(Dataset records)

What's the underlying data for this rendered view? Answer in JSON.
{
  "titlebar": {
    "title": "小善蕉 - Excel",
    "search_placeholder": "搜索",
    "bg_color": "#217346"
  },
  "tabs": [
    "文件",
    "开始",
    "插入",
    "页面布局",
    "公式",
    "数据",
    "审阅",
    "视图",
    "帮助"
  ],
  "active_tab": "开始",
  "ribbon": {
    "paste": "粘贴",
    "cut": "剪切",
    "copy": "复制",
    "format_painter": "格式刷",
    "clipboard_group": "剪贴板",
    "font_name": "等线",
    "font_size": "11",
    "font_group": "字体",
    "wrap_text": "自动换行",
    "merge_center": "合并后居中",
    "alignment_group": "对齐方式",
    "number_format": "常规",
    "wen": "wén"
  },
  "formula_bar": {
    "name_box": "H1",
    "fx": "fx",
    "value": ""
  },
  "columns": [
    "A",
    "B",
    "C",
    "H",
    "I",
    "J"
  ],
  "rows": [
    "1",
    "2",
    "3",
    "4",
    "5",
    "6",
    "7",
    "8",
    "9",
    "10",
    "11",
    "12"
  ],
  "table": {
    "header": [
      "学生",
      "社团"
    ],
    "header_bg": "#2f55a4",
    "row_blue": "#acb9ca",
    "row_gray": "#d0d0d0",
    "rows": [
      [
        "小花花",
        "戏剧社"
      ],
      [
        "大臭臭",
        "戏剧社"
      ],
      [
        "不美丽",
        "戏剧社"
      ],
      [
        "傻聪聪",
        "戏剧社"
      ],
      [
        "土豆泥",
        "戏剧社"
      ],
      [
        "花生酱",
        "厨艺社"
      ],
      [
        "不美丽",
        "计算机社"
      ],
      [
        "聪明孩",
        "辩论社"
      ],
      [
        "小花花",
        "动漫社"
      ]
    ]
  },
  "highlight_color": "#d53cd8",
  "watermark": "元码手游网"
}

* [What you have to do]:
Give the complete listing a second time, exactly as it reads.

* [Reply]:
What's the underlying data for this rendered view? Answer in JSON.
{
  "titlebar": {
    "title": "小善蕉 - Excel",
    "search_placeholder": "搜索",
    "bg_color": "#217346"
  },
  "tabs": [
    "文件",
    "开始",
    "插入",
    "页面布局",
    "公式",
    "数据",
    "审阅",
    "视图",
    "帮助"
  ],
  "active_tab": "开始",
  "ribbon": {
    "paste": "粘贴",
    "cut": "剪切",
    "copy": "复制",
    "format_painter": "格式刷",
    "clipboard_group": "剪贴板",
    "font_name": "等线",
    "font_size": "11",
    "font_group": "字体",
    "wrap_text": "自动换行",
    "merge_center": "合并后居中",
    "alignment_group": "对齐方式",
    "number_format": "常规",
    "wen": "wén"
  },
  "formula_bar": {
    "name_box": "H1",
    "fx": "fx",
    "value": ""
  },
  "columns": [
    "A",
    "B",
    "C",
    "H",
    "I",
    "J"
  ],
  "rows": [
    "1",
    "2",
    "3",
    "4",
    "5",
    "6",
    "7",
    "8",
    "9",
    "10",
    "11",
    "12"
  ],
  "table": {
    "header": [
      "学生",
      "社团"
    ],
    "header_bg": "#2f55a4",
    "row_blue": "#acb9ca",
    "row_gray": "#d0d0d0",
    "rows": [
      [
        "小花花",
        "戏剧社"
      ],
      [
        "大臭臭",
        "戏剧社"
      ],
      [
        "不美丽",
        "戏剧社"
      ],
      [
        "傻聪聪",
        "戏剧社"
      ],
      [
        "土豆泥",
        "戏剧社"
      ],
      [
        "花生酱",
        "厨艺社"
      ],
      [
        "不美丽",
        "计算机社"
      ],
      [
        "聪明孩",
        "辩论社"
      ],
      [
        "小花花",
        "动漫社"
      ]
    ]
  },
  "highlight_color": "#d53cd8",
  "watermark": "元码手游网"
}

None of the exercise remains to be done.